Brief:
Print all of the lines exactly. Any picture among them stays out.

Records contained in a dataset
======

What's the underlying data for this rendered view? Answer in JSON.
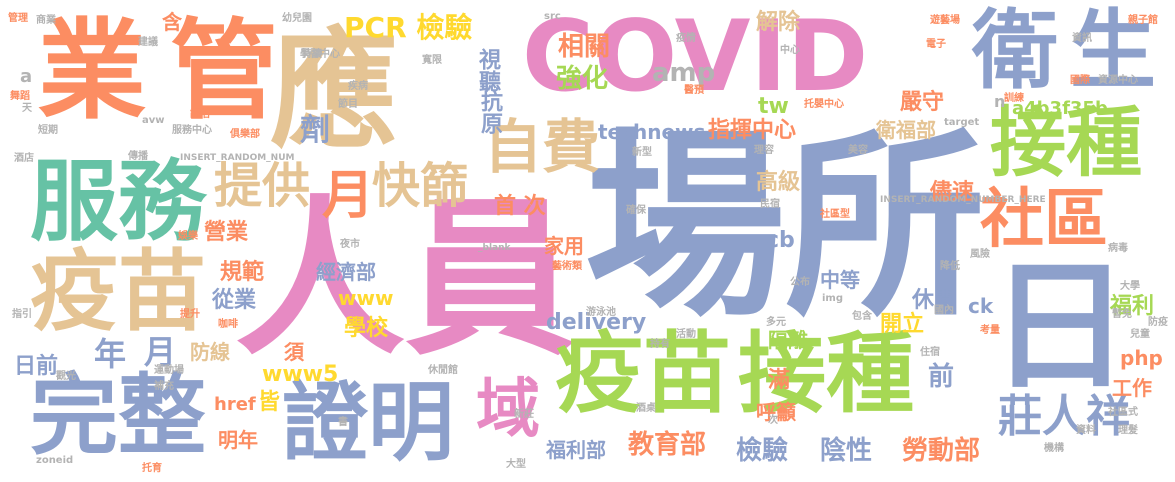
{
  "palette": {
    "orange": "#fc8d62",
    "blue": "#8da0cb",
    "pink": "#e78ac3",
    "green": "#a6d854",
    "yellow": "#ffd92f",
    "tan": "#e5c494",
    "teal": "#66c2a5",
    "gray": "#b3b3b3"
  },
  "words": {
    "w_ye": "業",
    "w_guan": "管",
    "w_ying": "應",
    "w_covid": "COVID",
    "w_wei": "衛",
    "w_sheng": "生",
    "w_changsuo": "場所",
    "w_renyuan": "人員",
    "w_fuwu": "服務",
    "w_yimiao_left": "疫苗",
    "w_wanzheng": "完整",
    "w_zhengming": "證明",
    "w_yu": "域",
    "w_yimiao_mid": "疫苗",
    "w_jiezhong_mid": "接種",
    "w_jiezhong_right": "接種",
    "w_shequ": "社區",
    "w_ri": "日",
    "w_zifei": "自費",
    "w_tigong": "提供",
    "w_yue_big": "月",
    "w_kuaishai": "快篩",
    "w_pcr": "PCR 檢驗",
    "w_xiangguan": "相關",
    "w_jiechu": "解除",
    "w_qianghua": "強化",
    "w_amp": "amp",
    "w_shiting": "視聽",
    "w_kangyuan": "抗原",
    "w_ji": "劑",
    "w_technews": "technews",
    "w_zhihui": "指揮中心",
    "w_tw": "tw",
    "w_weifubu": "衛福部",
    "w_yanshou": "嚴守",
    "w_hash": "a4b3f35b",
    "w_n": "n",
    "w_shouci": "首 次",
    "w_gaoji": "高級",
    "w_jinsu": "儘速",
    "w_yingye": "營業",
    "w_jiayong": "家用",
    "w_cb": "cb",
    "w_guifan": "規範",
    "w_jingji": "經濟部",
    "w_www": "www",
    "w_zhongdeng": "中等",
    "w_nian": "年",
    "w_yue_small": "月",
    "w_congye": "從業",
    "w_xuexiao": "學校",
    "w_delivery": "delivery",
    "w_kaili": "開立",
    "w_xiuxian": "休閒",
    "w_fuli": "福利",
    "w_ck": "ck",
    "w_riqian": "日前",
    "w_fangxian": "防線",
    "w_xu": "須",
    "w_www5": "www5",
    "w_geli": "隔離",
    "w_qian": "前",
    "w_php": "php",
    "w_man": "滿",
    "w_gongzuo": "工作",
    "w_href": "href",
    "w_jie": "皆",
    "w_mingnian": "明年",
    "w_huyu": "呼籲",
    "w_zhuangrenxiang": "莊人祥",
    "w_fulibu": "福利部",
    "w_jiaoyubu": "教育部",
    "w_jianyan": "檢驗",
    "w_yinxing": "陰性",
    "w_laodong": "勞動部",
    "w_han": "含",
    "w_gaoji2": "高級",
    "w_youer": "幼兒園",
    "w_chixu": "持續",
    "w_qinzi": "親子館",
    "w_youyi": "遊藝場",
    "w_xinxing": "新型",
    "w_zhongxin": "中心",
    "w_yizhen": "疫情",
    "w_guanli": "管理",
    "w_shangye": "商業",
    "w_insert": "INSERT_RANDOM_NUMBER_HERE",
    "w_insert2": "INSERT_RANDOM_NUM",
    "w_blank": "_blank",
    "w_target": "target",
    "w_img": "img",
    "w_src": "src",
    "w_zeneid": "zoneid",
    "w_avw": "avw",
    "w_a": "a",
    "w_yule": "娛樂",
    "w_lirong": "理容",
    "w_jiudian": "酒店",
    "w_jiuba": "酒吧",
    "w_ktv": "歌唱",
    "w_yeshi": "夜市",
    "w_wuting": "舞廳",
    "w_tiyu": "體育",
    "w_guanguang": "觀光",
    "w_yiyuan": "醫院",
    "w_changsuo2": "場所",
    "w_zhiyin": "指引",
    "w_renti": "人體",
    "w_biaoyan": "表演",
    "w_shezi": "設施",
    "w_bangong": "辦公",
    "w_yingyuan": "影院",
    "w_bowu": "博物",
    "w_tushu": "圖書",
    "w_kaifang": "開放",
    "w_yiliao": "醫療",
    "w_dianying": "電影",
    "w_jianshen": "健身",
    "w_youyong": "游泳池",
    "w_duoyuan": "多元",
    "w_gongbu": "公布",
    "w_jiance": "監測",
    "w_kaoliang": "考量",
    "w_baohan": "包含",
    "w_guonei": "國內",
    "w_huodong": "活動",
    "w_chiyou": "持有",
    "w_ertong": "兒童",
    "w_fangyi": "防疫",
    "w_buchong": "補充",
    "w_peihe": "配合",
    "w_xiuxianjia": "休閒館",
    "w_xinzhuang": "新莊",
    "w_jiuzhuo": "酒桌",
    "w_jiagong": "加工",
    "w_daxing": "大型",
    "w_tuoyu": "托育",
    "w_fengxian": "風險",
    "w_jiangdi": "降低",
    "w_bingdu": "病毒",
    "w_daxue": "大學",
    "w_shangjia": "商家",
    "w_shehui": "社區式",
    "w_ziliao": "資料",
    "w_lisheng": "理髮",
    "w_jigou": "機構",
    "w_jiaoxue": "教學",
    "w_zanmian": "暫免",
    "w_bubai": "步擺",
    "w_zhaopin": "照片",
    "w_jiyi": "技藝",
    "w_hezuo": "合作",
    "w_fangshi": "方式",
    "w_yiyu": "醫預",
    "w_dianzi": "電子",
    "w_zixun": "資訊",
    "w_guoji": "國際",
    "w_ziyuan": "資源中心",
    "w_yunfei": "孕婦",
    "w_jianyi": "建議",
    "w_pinggu": "評估",
    "w_wudao": "舞蹈",
    "w_tian": "天",
    "w_duanqi": "短期",
    "w_fuwuzhongxin": "服務中心",
    "w_chuanbo": "傳播",
    "w_julebu": "俱樂部",
    "w_jiachang": "茶藝",
    "w_tisheng": "提升",
    "w_kafei": "咖啡",
    "w_guanyu": "觀光",
    "w_yundong": "運動場",
    "w_chanpin": "產業",
    "w_jianyanguo": "檢驗",
    "w_yimin": "移民",
    "w_xunlian": "訓練",
    "w_geren": "個人",
    "w_meirong": "美容",
    "w_zhuanye": "專業",
    "w_shipin": "食品",
    "w_tuoying": "托嬰中心",
    "w_guanhuai": "寬限",
    "w_jiebing": "疾病",
    "w_jiedian": "節目",
    "w_xuexizhongxin": "學習中心",
    "w_ruchang": "入場",
    "w_weisheng2": "衛生",
    "w_queren": "確保",
    "w_yanjiu": "研究",
    "w_minqi": "民宿",
    "w_shiye": "事業",
    "w_shequxing": "社區型",
    "w_shoupiao": "售票",
    "w_yishu": "藝術類",
    "w_zhusu": "住宿",
    "w_yizhong": "醫中",
    "w_weike": "微客",
    "w_gui": "規",
    "w_shu": "書",
    "w_ci": "次"
  }
}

======

Task answer:
What's the underlying data for this rendered view? Answer in JSON.
{
  "palette": {
    "orange": "#fc8d62",
    "blue": "#8da0cb",
    "pink": "#e78ac3",
    "green": "#a6d854",
    "yellow": "#ffd92f",
    "tan": "#e5c494",
    "teal": "#66c2a5",
    "gray": "#b3b3b3"
  },
  "words": {
    "w_ye": "業",
    "w_guan": "管",
    "w_ying": "應",
    "w_covid": "COVID",
    "w_wei": "衛",
    "w_sheng": "生",
    "w_changsuo": "場所",
    "w_renyuan": "人員",
    "w_fuwu": "服務",
    "w_yimiao_left": "疫苗",
    "w_wanzheng": "完整",
    "w_zhengming": "證明",
    "w_yu": "域",
    "w_yimiao_mid": "疫苗",
    "w_jiezhong_mid": "接種",
    "w_jiezhong_right": "接種",
    "w_shequ": "社區",
    "w_ri": "日",
    "w_zifei": "自費",
    "w_tigong": "提供",
    "w_yue_big": "月",
    "w_kuaishai": "快篩",
    "w_pcr": "PCR 檢驗",
    "w_xiangguan": "相關",
    "w_jiechu": "解除",
    "w_qianghua": "強化",
    "w_amp": "amp",
    "w_shiting": "視聽",
    "w_kangyuan": "抗原",
    "w_ji": "劑",
    "w_technews": "technews",
    "w_zhihui": "指揮中心",
    "w_tw": "tw",
    "w_weifubu": "衛福部",
    "w_yanshou": "嚴守",
    "w_hash": "a4b3f35b",
    "w_n": "n",
    "w_shouci": "首 次",
    "w_gaoji": "高級",
    "w_jinsu": "儘速",
    "w_yingye": "營業",
    "w_jiayong": "家用",
    "w_cb": "cb",
    "w_guifan": "規範",
    "w_jingji": "經濟部",
    "w_www": "www",
    "w_zhongdeng": "中等",
    "w_nian": "年",
    "w_yue_small": "月",
    "w_congye": "從業",
    "w_xuexiao": "學校",
    "w_delivery": "delivery",
    "w_kaili": "開立",
    "w_xiuxian": "休閒",
    "w_fuli": "福利",
    "w_ck": "ck",
    "w_riqian": "日前",
    "w_fangxian": "防線",
    "w_xu": "須",
    "w_www5": "www5",
    "w_geli": "隔離",
    "w_qian": "前",
    "w_php": "php",
    "w_man": "滿",
    "w_gongzuo": "工作",
    "w_href": "href",
    "w_jie": "皆",
    "w_mingnian": "明年",
    "w_huyu": "呼籲",
    "w_zhuangrenxiang": "莊人祥",
    "w_fulibu": "福利部",
    "w_jiaoyubu": "教育部",
    "w_jianyan": "檢驗",
    "w_yinxing": "陰性",
    "w_laodong": "勞動部",
    "w_han": "含",
    "w_gaoji2": "高級",
    "w_youer": "幼兒園",
    "w_chixu": "持續",
    "w_qinzi": "親子館",
    "w_youyi": "遊藝場",
    "w_xinxing": "新型",
    "w_zhongxin": "中心",
    "w_yizhen": "疫情",
    "w_guanli": "管理",
    "w_shangye": "商業",
    "w_insert": "INSERT_RANDOM_NUMBER_HERE",
    "w_insert2": "INSERT_RANDOM_NUM",
    "w_blank": "_blank",
    "w_target": "target",
    "w_img": "img",
    "w_src": "src",
    "w_zeneid": "zoneid",
    "w_avw": "avw",
    "w_a": "a",
    "w_yule": "娛樂",
    "w_lirong": "理容",
    "w_jiudian": "酒店",
    "w_jiuba": "酒吧",
    "w_ktv": "歌唱",
    "w_yeshi": "夜市",
    "w_wuting": "舞廳",
    "w_tiyu": "體育",
    "w_guanguang": "觀光",
    "w_yiyuan": "醫院",
    "w_changsuo2": "場所",
    "w_zhiyin": "指引",
    "w_renti": "人體",
    "w_biaoyan": "表演",
    "w_shezi": "設施",
    "w_bangong": "辦公",
    "w_yingyuan": "影院",
    "w_bowu": "博物",
    "w_tushu": "圖書",
    "w_kaifang": "開放",
    "w_yiliao": "醫療",
    "w_dianying": "電影",
    "w_jianshen": "健身",
    "w_youyong": "游泳池",
    "w_duoyuan": "多元",
    "w_gongbu": "公布",
    "w_jiance": "監測",
    "w_kaoliang": "考量",
    "w_baohan": "包含",
    "w_guonei": "國內",
    "w_huodong": "活動",
    "w_chiyou": "持有",
    "w_ertong": "兒童",
    "w_fangyi": "防疫",
    "w_buchong": "補充",
    "w_peihe": "配合",
    "w_xiuxianjia": "休閒館",
    "w_xinzhuang": "新莊",
    "w_jiuzhuo": "酒桌",
    "w_jiagong": "加工",
    "w_daxing": "大型",
    "w_tuoyu": "托育",
    "w_fengxian": "風險",
    "w_jiangdi": "降低",
    "w_bingdu": "病毒",
    "w_daxue": "大學",
    "w_shangjia": "商家",
    "w_shehui": "社區式",
    "w_ziliao": "資料",
    "w_lisheng": "理髮",
    "w_jigou": "機構",
    "w_jiaoxue": "教學",
    "w_zanmian": "暫免",
    "w_bubai": "步擺",
    "w_zhaopin": "照片",
    "w_jiyi": "技藝",
    "w_hezuo": "合作",
    "w_fangshi": "方式",
    "w_yiyu": "醫預",
    "w_dianzi": "電子",
    "w_zixun": "資訊",
    "w_guoji": "國際",
    "w_ziyuan": "資源中心",
    "w_yunfei": "孕婦",
    "w_jianyi": "建議",
    "w_pinggu": "評估",
    "w_wudao": "舞蹈",
    "w_tian": "天",
    "w_duanqi": "短期",
    "w_fuwuzhongxin": "服務中心",
    "w_chuanbo": "傳播",
    "w_julebu": "俱樂部",
    "w_jiachang": "茶藝",
    "w_tisheng": "提升",
    "w_kafei": "咖啡",
    "w_guanyu": "觀光",
    "w_yundong": "運動場",
    "w_chanpin": "產業",
    "w_jianyanguo": "檢驗",
    "w_yimin": "移民",
    "w_xunlian": "訓練",
    "w_geren": "個人",
    "w_meirong": "美容",
    "w_zhuanye": "專業",
    "w_shipin": "食品",
    "w_tuoying": "托嬰中心",
    "w_guanhuai": "寬限",
    "w_jiebing": "疾病",
    "w_jiedian": "節目",
    "w_xuexizhongxin": "學習中心",
    "w_ruchang": "入場",
    "w_weisheng2": "衛生",
    "w_queren": "確保",
    "w_yanjiu": "研究",
    "w_minqi": "民宿",
    "w_shiye": "事業",
    "w_shequxing": "社區型",
    "w_shoupiao": "售票",
    "w_yishu": "藝術類",
    "w_zhusu": "住宿",
    "w_yizhong": "醫中",
    "w_weike": "微客",
    "w_gui": "規",
    "w_shu": "書",
    "w_ci": "次"
  }
}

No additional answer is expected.